▶ [WORK INSTRUCTIONS] Retype the material word for word.

:: PROVIDED DATA ::

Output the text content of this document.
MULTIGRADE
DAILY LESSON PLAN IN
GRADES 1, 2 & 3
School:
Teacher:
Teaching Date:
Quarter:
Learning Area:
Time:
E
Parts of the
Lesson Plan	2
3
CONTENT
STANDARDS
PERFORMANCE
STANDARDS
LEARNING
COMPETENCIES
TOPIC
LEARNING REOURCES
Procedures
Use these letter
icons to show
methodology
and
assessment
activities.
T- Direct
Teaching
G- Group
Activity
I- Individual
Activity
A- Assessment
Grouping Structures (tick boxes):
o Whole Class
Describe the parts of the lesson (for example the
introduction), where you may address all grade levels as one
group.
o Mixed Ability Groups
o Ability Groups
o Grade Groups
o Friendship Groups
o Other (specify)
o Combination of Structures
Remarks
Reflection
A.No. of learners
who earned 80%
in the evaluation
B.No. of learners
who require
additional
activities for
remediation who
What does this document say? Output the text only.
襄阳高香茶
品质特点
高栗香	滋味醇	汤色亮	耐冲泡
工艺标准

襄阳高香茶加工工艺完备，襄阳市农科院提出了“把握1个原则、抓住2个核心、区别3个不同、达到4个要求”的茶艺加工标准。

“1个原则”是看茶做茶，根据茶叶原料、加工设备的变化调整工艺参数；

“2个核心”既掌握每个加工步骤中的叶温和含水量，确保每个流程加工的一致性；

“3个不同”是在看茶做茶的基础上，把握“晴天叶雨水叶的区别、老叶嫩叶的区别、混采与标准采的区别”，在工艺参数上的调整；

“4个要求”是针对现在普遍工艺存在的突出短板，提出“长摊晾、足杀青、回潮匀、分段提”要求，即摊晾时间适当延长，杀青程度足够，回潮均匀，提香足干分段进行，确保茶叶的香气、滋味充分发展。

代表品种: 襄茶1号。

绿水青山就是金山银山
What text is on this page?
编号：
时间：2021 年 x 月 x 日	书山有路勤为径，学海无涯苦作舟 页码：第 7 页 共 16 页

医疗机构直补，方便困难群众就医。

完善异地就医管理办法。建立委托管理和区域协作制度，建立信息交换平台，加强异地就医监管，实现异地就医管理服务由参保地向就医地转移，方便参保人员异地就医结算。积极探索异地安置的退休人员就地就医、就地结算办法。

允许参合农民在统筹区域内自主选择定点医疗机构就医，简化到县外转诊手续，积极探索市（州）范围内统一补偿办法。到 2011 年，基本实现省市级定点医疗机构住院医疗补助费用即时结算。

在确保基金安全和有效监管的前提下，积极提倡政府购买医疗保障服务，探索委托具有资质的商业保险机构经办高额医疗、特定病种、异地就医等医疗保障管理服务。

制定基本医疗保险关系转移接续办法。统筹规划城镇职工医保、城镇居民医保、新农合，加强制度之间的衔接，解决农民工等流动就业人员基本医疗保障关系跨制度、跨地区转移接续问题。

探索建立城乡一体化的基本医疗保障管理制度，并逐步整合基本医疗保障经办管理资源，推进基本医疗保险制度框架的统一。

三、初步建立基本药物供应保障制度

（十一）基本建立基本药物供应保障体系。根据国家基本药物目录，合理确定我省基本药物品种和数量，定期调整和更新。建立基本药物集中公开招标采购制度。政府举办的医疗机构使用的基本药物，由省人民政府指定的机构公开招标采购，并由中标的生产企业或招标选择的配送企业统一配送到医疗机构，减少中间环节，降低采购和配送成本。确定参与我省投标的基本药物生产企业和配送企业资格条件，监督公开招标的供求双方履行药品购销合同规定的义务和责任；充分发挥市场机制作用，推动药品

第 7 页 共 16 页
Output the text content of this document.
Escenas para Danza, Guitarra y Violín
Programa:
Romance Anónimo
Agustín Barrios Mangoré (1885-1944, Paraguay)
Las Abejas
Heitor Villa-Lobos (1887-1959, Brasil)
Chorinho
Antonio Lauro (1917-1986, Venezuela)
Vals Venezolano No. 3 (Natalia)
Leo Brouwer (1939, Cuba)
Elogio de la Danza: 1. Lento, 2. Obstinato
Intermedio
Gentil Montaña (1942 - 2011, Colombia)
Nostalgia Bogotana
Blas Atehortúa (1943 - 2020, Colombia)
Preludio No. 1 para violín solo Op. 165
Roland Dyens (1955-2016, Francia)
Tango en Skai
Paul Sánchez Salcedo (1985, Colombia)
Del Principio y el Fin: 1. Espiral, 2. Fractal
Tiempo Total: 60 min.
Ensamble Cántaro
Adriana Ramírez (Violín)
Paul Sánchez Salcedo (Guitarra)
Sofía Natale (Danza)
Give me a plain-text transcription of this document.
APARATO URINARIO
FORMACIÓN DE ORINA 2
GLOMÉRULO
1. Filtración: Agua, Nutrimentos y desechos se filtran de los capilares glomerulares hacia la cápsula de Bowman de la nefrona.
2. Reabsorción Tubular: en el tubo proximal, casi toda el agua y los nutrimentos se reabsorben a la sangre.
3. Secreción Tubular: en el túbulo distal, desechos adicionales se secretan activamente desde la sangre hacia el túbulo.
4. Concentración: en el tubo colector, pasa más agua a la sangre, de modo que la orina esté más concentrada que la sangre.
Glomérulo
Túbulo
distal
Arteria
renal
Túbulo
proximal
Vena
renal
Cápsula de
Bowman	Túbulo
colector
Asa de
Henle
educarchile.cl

:::

▶ [FINISHED ANSWER]
Output the text content of this document.
MULTIGRADE
DAILY LESSON PLAN IN
GRADES 1, 2 & 3
School:
Teacher:
Teaching Date:
Quarter:
Learning Area:
Time:
E
Parts of the
Lesson Plan	2
3
CONTENT
STANDARDS
PERFORMANCE
STANDARDS
LEARNING
COMPETENCIES
TOPIC
LEARNING REOURCES
Procedures
Use these letter
icons to show
methodology
and
assessment
activities.
T- Direct
Teaching
G- Group
Activity
I- Individual
Activity
A- Assessment
Grouping Structures (tick boxes):
o Whole Class
Describe the parts of the lesson (for example the
introduction), where you may address all grade levels as one
group.
o Mixed Ability Groups
o Ability Groups
o Grade Groups
o Friendship Groups
o Other (specify)
o Combination of Structures
Remarks
Reflection
A.No. of learners
who earned 80%
in the evaluation
B.No. of learners
who require
additional
activities for
remediation who
What does this document say? Output the text only.
襄阳高香茶
品质特点
高栗香	滋味醇	汤色亮	耐冲泡
工艺标准

襄阳高香茶加工工艺完备，襄阳市农科院提出了“把握1个原则、抓住2个核心、区别3个不同、达到4个要求”的茶艺加工标准。

“1个原则”是看茶做茶，根据茶叶原料、加工设备的变化调整工艺参数；

“2个核心”既掌握每个加工步骤中的叶温和含水量，确保每个流程加工的一致性；

“3个不同”是在看茶做茶的基础上，把握“晴天叶雨水叶的区别、老叶嫩叶的区别、混采与标准采的区别”，在工艺参数上的调整；

“4个要求”是针对现在普遍工艺存在的突出短板，提出“长摊晾、足杀青、回潮匀、分段提”要求，即摊晾时间适当延长，杀青程度足够，回潮均匀，提香足干分段进行，确保茶叶的香气、滋味充分发展。

代表品种: 襄茶1号。

绿水青山就是金山银山
What text is on this page?
编号：
时间：2021 年 x 月 x 日	书山有路勤为径，学海无涯苦作舟 页码：第 7 页 共 16 页

医疗机构直补，方便困难群众就医。

完善异地就医管理办法。建立委托管理和区域协作制度，建立信息交换平台，加强异地就医监管，实现异地就医管理服务由参保地向就医地转移，方便参保人员异地就医结算。积极探索异地安置的退休人员就地就医、就地结算办法。

允许参合农民在统筹区域内自主选择定点医疗机构就医，简化到县外转诊手续，积极探索市（州）范围内统一补偿办法。到 2011 年，基本实现省市级定点医疗机构住院医疗补助费用即时结算。

在确保基金安全和有效监管的前提下，积极提倡政府购买医疗保障服务，探索委托具有资质的商业保险机构经办高额医疗、特定病种、异地就医等医疗保障管理服务。

制定基本医疗保险关系转移接续办法。统筹规划城镇职工医保、城镇居民医保、新农合，加强制度之间的衔接，解决农民工等流动就业人员基本医疗保障关系跨制度、跨地区转移接续问题。

探索建立城乡一体化的基本医疗保障管理制度，并逐步整合基本医疗保障经办管理资源，推进基本医疗保险制度框架的统一。

三、初步建立基本药物供应保障制度

（十一）基本建立基本药物供应保障体系。根据国家基本药物目录，合理确定我省基本药物品种和数量，定期调整和更新。建立基本药物集中公开招标采购制度。政府举办的医疗机构使用的基本药物，由省人民政府指定的机构公开招标采购，并由中标的生产企业或招标选择的配送企业统一配送到医疗机构，减少中间环节，降低采购和配送成本。确定参与我省投标的基本药物生产企业和配送企业资格条件，监督公开招标的供求双方履行药品购销合同规定的义务和责任；充分发挥市场机制作用，推动药品

第 7 页 共 16 页
Output the text content of this document.
Escenas para Danza, Guitarra y Violín
Programa:
Romance Anónimo
Agustín Barrios Mangoré (1885-1944, Paraguay)
Las Abejas
Heitor Villa-Lobos (1887-1959, Brasil)
Chorinho
Antonio Lauro (1917-1986, Venezuela)
Vals Venezolano No. 3 (Natalia)
Leo Brouwer (1939, Cuba)
Elogio de la Danza: 1. Lento, 2. Obstinato
Intermedio
Gentil Montaña (1942 - 2011, Colombia)
Nostalgia Bogotana
Blas Atehortúa (1943 - 2020, Colombia)
Preludio No. 1 para violín solo Op. 165
Roland Dyens (1955-2016, Francia)
Tango en Skai
Paul Sánchez Salcedo (1985, Colombia)
Del Principio y el Fin: 1. Espiral, 2. Fractal
Tiempo Total: 60 min.
Ensamble Cántaro
Adriana Ramírez (Violín)
Paul Sánchez Salcedo (Guitarra)
Sofía Natale (Danza)
Give me a plain-text transcription of this document.
APARATO URINARIO
FORMACIÓN DE ORINA 2
GLOMÉRULO
1. Filtración: Agua, Nutrimentos y desechos se filtran de los capilares glomerulares hacia la cápsula de Bowman de la nefrona.
2. Reabsorción Tubular: en el tubo proximal, casi toda el agua y los nutrimentos se reabsorben a la sangre.
3. Secreción Tubular: en el túbulo distal, desechos adicionales se secretan activamente desde la sangre hacia el túbulo.
4. Concentración: en el tubo colector, pasa más agua a la sangre, de modo que la orina esté más concentrada que la sangre.
Glomérulo
Túbulo
distal
Arteria
renal
Túbulo
proximal
Vena
renal
Cápsula de
Bowman	Túbulo
colector
Asa de
Henle
educarchile.cl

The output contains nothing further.